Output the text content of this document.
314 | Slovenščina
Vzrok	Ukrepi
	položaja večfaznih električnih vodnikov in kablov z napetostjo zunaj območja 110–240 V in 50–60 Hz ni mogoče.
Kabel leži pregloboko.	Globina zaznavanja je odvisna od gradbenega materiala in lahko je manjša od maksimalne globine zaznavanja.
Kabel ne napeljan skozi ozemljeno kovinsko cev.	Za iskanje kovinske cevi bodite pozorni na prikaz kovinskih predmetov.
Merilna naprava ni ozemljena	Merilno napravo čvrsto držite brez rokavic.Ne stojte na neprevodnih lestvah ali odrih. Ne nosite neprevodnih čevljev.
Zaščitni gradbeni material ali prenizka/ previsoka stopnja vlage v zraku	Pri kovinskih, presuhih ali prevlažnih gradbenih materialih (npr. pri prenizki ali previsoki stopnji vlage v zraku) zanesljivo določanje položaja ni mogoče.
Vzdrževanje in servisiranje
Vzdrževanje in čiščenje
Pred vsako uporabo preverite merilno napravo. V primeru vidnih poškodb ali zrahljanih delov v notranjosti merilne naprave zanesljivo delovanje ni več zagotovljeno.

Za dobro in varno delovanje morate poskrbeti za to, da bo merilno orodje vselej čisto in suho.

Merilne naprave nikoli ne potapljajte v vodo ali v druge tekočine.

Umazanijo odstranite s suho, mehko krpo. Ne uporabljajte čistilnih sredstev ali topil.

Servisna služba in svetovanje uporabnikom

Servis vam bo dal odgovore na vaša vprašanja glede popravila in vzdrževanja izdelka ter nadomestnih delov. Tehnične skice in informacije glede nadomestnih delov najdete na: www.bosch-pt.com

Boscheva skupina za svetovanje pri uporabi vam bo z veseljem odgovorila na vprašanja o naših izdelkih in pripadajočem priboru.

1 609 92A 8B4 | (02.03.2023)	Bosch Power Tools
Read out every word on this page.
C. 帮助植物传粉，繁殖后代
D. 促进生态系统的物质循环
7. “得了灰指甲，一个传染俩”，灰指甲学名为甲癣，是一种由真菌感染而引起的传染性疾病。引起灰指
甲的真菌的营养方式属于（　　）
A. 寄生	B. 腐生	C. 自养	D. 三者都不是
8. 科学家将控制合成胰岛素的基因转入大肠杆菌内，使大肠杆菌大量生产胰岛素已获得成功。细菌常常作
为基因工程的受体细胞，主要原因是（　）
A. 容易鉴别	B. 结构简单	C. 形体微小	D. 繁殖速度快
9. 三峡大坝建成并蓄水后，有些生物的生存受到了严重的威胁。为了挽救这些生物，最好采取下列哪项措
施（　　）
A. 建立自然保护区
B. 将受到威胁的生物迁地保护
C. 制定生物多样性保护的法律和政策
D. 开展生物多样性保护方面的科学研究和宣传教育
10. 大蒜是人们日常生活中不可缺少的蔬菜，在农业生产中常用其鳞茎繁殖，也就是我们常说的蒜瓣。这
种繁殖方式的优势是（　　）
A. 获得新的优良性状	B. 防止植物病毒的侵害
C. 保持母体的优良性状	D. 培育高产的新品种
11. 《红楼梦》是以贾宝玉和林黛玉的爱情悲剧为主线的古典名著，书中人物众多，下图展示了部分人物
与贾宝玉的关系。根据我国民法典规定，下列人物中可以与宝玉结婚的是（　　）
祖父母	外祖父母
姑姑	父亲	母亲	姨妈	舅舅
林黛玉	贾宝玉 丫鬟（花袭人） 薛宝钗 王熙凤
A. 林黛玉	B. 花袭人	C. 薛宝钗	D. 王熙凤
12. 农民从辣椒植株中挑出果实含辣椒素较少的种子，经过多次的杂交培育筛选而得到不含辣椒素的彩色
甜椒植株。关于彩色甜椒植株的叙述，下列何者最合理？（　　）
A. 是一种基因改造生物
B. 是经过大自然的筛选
____________________
DIRECTIONS FOR THIS TASK:
Give back exactly the lines running from the line containing "Read out every word on this page." through the end of the material above, both included, and nothing beyond them.

SOLVED EXERCISE:
Read out every word on this page.
C. 帮助植物传粉，繁殖后代
D. 促进生态系统的物质循环
7. “得了灰指甲，一个传染俩”，灰指甲学名为甲癣，是一种由真菌感染而引起的传染性疾病。引起灰指
甲的真菌的营养方式属于（　　）
A. 寄生	B. 腐生	C. 自养	D. 三者都不是
8. 科学家将控制合成胰岛素的基因转入大肠杆菌内，使大肠杆菌大量生产胰岛素已获得成功。细菌常常作
为基因工程的受体细胞，主要原因是（　）
A. 容易鉴别	B. 结构简单	C. 形体微小	D. 繁殖速度快
9. 三峡大坝建成并蓄水后，有些生物的生存受到了严重的威胁。为了挽救这些生物，最好采取下列哪项措
施（　　）
A. 建立自然保护区
B. 将受到威胁的生物迁地保护
C. 制定生物多样性保护的法律和政策
D. 开展生物多样性保护方面的科学研究和宣传教育
10. 大蒜是人们日常生活中不可缺少的蔬菜，在农业生产中常用其鳞茎繁殖，也就是我们常说的蒜瓣。这
种繁殖方式的优势是（　　）
A. 获得新的优良性状	B. 防止植物病毒的侵害
C. 保持母体的优良性状	D. 培育高产的新品种
11. 《红楼梦》是以贾宝玉和林黛玉的爱情悲剧为主线的古典名著，书中人物众多，下图展示了部分人物
与贾宝玉的关系。根据我国民法典规定，下列人物中可以与宝玉结婚的是（　　）
祖父母	外祖父母
姑姑	父亲	母亲	姨妈	舅舅
林黛玉	贾宝玉 丫鬟（花袭人） 薛宝钗 王熙凤
A. 林黛玉	B. 花袭人	C. 薛宝钗	D. 王熙凤
12. 农民从辣椒植株中挑出果实含辣椒素较少的种子，经过多次的杂交培育筛选而得到不含辣椒素的彩色
甜椒植株。关于彩色甜椒植株的叙述，下列何者最合理？（　　）
A. 是一种基因改造生物
B. 是经过大自然的筛选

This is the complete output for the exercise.